Text to read:
☆ ☆ ☆

If a change or error in an electronic record occurs in a
transmission between parties to a transaction, the following rules
apply:
(1) If the parties have agreed to use a security procedure to
detect changes or errors and one party has conformed to the
procedure, but the other party has not, and the nonconforming party
would have detected the change or error had that party also
conformed, the conforming party may avoid the effect of the changed
or erroneous electronic record.
(2) In an automated transaction involving an individual, the
individual may avoid the effect of an electronic record that
resulted from an error made by the individual in dealing with the electronic agent of another person if the electronic agent did not
provide an opportunity for the prevention or correction of the
error and, at the time the individual learns of the error, the
individual:
(A) Promptly notifies the other person of the error and that
the individual did not intend to be bound by the electronic record
received by the other person;
(B) Takes reasonable steps, including steps that conform to
the other person's reasonable instructions, to return to the other
person or, if instructed by the other person, to destroy the
consideration received, if any, as a result of the erroneous
electronic record; and
(C) Has not used or received any benefit or value from the
consideration, if any, received from the other person.
(3) If neither paragraph (1) nor paragraph (2) applies, the
change or error has the effect provided by other law, including the
law of mistake, and the parties' contract, if any.
(4) Paragraphs (2) and (3) may not be varied by agreement.
§39A-1-11. Notarization and acknowledgment.
If a law requires a signature or record to be acknowledged,
verified, or made under oath, the requirement is satisfied if the
electronic signature of the person authorized to perform those
acts, together with all other information required to be included
by other applicable law, is attached to or logically associated with the signature or record. Provided, That if a law requires the
notarization of a record an electronic signature may not satisfy
that requirement.
§39A-1-12. Retention of electronic records; originals.
(a) If a law requires that a record be retained, the
requirement is satisfied by retaining an electronic record of
the information in the record which:
(1) Accurately reflects the information set forth in the
record at the time it was first generated in its final form as an
electronic record or otherwise; and
(2) Remains accessible for later reference.
(b) A requirement to retain a record in accordance with
subsection (a) does not apply to any information the sole purpose
of which is to enable the record to be sent, communicated or
received.
(c) A person may satisfy subsection (a) by using the services
of another person if the requirements of that subsection are
satisfied.
(d) If a law requires a record to be presented or retained in
its original form, or provides consequences if the record is not
presented or retained in its original form, that law is satisfied
by an electronic record retained in accordance with subsection (a).
(e) If a law requires retention of a check, that requirement
is satisfied by retention of an electronic record of the information on the front and back of the check in accordance with
subsection (a).
(f) A record retained as an electronic record in accordance
with subsection (a) satisfies a law requiring a person to retain a
record for evidentiary, audit, or like purposes, unless a law
enacted after the effective date of this chapter specifically
prohibits the use of an electronic record for the specified
purpose.

☆ ☆ ☆

Requests:
1. In the statute on electronic records, under what circumstances does paragraph (1) allow the conforming party to avoid the effect of a changed or erroneous electronic record?
2. Reproduce the passage of the statute on electronic records from "(3) If neither" up to and including "electronic records; originals.".
3. Resume the statute on electronic records, starting after its last sentence.

Layout region records:

☆ ☆ ☆

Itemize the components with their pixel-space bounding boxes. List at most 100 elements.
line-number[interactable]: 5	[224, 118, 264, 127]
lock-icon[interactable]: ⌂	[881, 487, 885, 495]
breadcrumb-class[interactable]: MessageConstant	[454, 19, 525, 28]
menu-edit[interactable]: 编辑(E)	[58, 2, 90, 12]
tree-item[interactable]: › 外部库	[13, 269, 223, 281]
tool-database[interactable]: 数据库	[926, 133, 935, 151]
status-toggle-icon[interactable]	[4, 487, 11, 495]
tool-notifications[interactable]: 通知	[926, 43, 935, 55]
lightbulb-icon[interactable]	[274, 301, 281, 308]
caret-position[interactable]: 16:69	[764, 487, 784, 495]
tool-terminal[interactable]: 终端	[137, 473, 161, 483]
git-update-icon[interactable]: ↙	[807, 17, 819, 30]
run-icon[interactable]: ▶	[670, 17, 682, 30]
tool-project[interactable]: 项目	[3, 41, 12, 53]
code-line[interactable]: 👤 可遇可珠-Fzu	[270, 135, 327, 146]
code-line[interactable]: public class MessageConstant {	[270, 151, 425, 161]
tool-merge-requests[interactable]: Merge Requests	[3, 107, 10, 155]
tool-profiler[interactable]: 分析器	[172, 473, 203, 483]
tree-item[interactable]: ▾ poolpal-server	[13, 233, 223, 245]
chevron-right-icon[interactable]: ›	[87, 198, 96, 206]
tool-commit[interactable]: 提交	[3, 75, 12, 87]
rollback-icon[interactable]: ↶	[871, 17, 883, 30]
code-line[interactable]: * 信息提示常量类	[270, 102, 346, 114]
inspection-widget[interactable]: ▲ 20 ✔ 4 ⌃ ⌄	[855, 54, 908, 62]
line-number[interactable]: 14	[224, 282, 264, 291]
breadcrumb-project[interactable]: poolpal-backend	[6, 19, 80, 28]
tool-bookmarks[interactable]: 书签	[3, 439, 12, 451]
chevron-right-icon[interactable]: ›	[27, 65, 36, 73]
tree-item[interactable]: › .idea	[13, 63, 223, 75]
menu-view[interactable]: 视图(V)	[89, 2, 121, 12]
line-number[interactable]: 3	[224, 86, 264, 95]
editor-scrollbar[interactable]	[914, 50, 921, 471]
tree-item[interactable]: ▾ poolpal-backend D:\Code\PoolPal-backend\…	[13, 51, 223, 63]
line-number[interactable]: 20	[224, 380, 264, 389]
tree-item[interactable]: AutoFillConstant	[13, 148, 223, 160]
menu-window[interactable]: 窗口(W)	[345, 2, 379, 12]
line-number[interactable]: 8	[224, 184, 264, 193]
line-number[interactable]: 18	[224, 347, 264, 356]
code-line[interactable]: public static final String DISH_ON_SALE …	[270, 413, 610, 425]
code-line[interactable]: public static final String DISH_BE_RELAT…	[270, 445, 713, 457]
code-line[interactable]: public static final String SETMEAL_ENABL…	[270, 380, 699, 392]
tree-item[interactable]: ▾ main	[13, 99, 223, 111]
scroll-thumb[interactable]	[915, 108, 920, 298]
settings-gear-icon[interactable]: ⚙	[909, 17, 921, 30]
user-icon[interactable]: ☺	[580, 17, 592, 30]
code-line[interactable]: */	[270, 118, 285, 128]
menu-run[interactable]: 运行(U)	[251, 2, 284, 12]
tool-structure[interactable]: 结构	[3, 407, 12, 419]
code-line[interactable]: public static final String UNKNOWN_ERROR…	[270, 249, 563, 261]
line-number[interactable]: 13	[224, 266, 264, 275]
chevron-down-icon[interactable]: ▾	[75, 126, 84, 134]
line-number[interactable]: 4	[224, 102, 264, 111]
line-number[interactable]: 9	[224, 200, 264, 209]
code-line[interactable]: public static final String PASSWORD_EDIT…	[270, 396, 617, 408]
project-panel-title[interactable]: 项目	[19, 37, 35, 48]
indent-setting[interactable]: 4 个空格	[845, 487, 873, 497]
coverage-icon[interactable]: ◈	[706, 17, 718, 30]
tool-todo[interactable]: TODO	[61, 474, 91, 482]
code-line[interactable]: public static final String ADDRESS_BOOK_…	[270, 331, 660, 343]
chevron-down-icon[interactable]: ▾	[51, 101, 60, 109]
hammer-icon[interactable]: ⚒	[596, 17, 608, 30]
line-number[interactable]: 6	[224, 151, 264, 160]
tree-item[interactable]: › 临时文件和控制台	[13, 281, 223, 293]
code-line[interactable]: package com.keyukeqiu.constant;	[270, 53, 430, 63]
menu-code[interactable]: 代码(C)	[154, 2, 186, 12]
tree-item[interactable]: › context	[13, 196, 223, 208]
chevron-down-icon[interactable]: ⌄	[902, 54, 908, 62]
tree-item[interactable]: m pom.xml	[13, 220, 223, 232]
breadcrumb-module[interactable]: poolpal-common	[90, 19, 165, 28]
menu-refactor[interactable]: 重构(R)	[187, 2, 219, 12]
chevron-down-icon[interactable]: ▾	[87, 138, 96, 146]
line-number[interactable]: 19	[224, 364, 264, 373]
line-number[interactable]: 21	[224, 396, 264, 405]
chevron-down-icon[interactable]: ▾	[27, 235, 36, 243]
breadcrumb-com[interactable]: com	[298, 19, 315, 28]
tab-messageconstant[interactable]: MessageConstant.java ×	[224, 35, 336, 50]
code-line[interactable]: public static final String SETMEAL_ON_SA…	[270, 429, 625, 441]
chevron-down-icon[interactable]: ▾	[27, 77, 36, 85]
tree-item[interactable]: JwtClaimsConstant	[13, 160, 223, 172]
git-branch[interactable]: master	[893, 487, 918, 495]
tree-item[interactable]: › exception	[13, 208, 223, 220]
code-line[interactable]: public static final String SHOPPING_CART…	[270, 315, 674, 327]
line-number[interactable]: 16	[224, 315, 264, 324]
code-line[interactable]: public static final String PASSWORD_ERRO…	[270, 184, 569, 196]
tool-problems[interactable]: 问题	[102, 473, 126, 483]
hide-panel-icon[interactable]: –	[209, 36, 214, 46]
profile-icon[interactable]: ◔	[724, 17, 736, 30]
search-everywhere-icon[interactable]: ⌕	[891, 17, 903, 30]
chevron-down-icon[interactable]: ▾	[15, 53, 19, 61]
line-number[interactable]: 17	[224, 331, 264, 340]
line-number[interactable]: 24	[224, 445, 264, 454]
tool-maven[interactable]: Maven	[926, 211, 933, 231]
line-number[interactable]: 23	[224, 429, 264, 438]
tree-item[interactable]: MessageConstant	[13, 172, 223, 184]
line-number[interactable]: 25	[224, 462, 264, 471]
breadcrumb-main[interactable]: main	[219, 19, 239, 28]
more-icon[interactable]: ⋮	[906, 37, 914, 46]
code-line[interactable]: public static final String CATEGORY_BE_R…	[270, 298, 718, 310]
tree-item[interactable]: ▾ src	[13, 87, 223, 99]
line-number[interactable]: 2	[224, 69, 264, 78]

☆ ☆ ☆

Set of answers:
1. The parties must have agreed to use a security procedure to detect changes or errors, and one party must have conformed to it while the other did not. The conforming party may then avoid the effect of the changed or erroneous record if the nonconforming party would have detected the change or error by also conforming.

2.
(3) If neither paragraph (1) nor paragraph (2) applies, the
change or error has the effect provided by other law, including the
law of mistake, and the parties' contract, if any.
(4) Paragraphs (2) and (3) may not be varied by agreement.
§39A-1-11. Notarization and acknowledgment.
If a law requires a signature or record to be acknowledged,
verified, or made under oath, the requirement is satisfied if the
electronic signature of the person authorized to perform those
acts, together with all other information required to be included
by other applicable law, is attached to or logically associated with the signature or record. Provided, That if a law requires the
notarization of a record an electronic signature may not satisfy
that requirement.
§39A-1-12. Retention of electronic records; originals.

3.
(g) This section does not preclude a governmental agency of
this state from specifying additional requirements for the
retention of a record subject to the agency's jurisdiction.
§39A-1-13. Admissibility in evidence.
In a proceeding, evidence of a record or signature may not be
excluded solely because it is in electronic form.
§39A-1-14. Automated transaction.
In an automated transaction, the following rules apply:
(1) A contract may be formed by the interaction of electronic
agents of the parties, even if no individual was aware of or
reviewed the electronic agents' actions or the resulting terms and
agreements.
(2) A contract may be formed by the interaction of an
electronic agent and an individual, acting on the individual's own
behalf or for another person, including by an interaction in which
the individual performs actions that the individual is free to refuse to perform and which the individual knows or has reason to
know will cause the electronic agent to complete the transaction or
performance.
(3) The terms of the contract are determined by the
substantive law applicable to it.
§39A-1-15. Time and place of sending and receipt.
(a) Unless the sender and the recipient agree to a different
method of sending that is reasonable under the circumstances, an
electronic record is sent when it:
(1) Is addressed properly or otherwise directed properly to an
information processing system that the recipient has designated or
uses for the purpose of receiving electronic records or information
of the type sent and from which the recipient is able to retrieve
the electronic record;
(2) Is in a form capable of being processed by that system;
and
(3) Enters an information processing system outside the
control of the sender or of a person that sent the electronic
record on behalf of the sender or enters a region of the
information processing system designated or used by the recipient
which is under the control of the recipient.
(b) Unless the sender and the recipient agree to a different
method of receiving that is reasonable under the circumstances, an
electronic record is received when:
(1) It enters an information processing system that the
recipient has designated or uses for the purpose of receiving
electronic records or information of the type sent and from which
the recipient is able to retrieve the electronic record; and
(2) It is in a form capable of being processed by that system.
(c) Subsection (b) applies even if the place the information
processing system is located is different from the place the
electronic record is deemed to be received under subsection (d).
(d) Unless otherwise expressly provided in the electronic
record or agreed between the sender and the recipient, an
electronic record is deemed to be sent from the sender's place of
business and to be received at the recipient's place of business.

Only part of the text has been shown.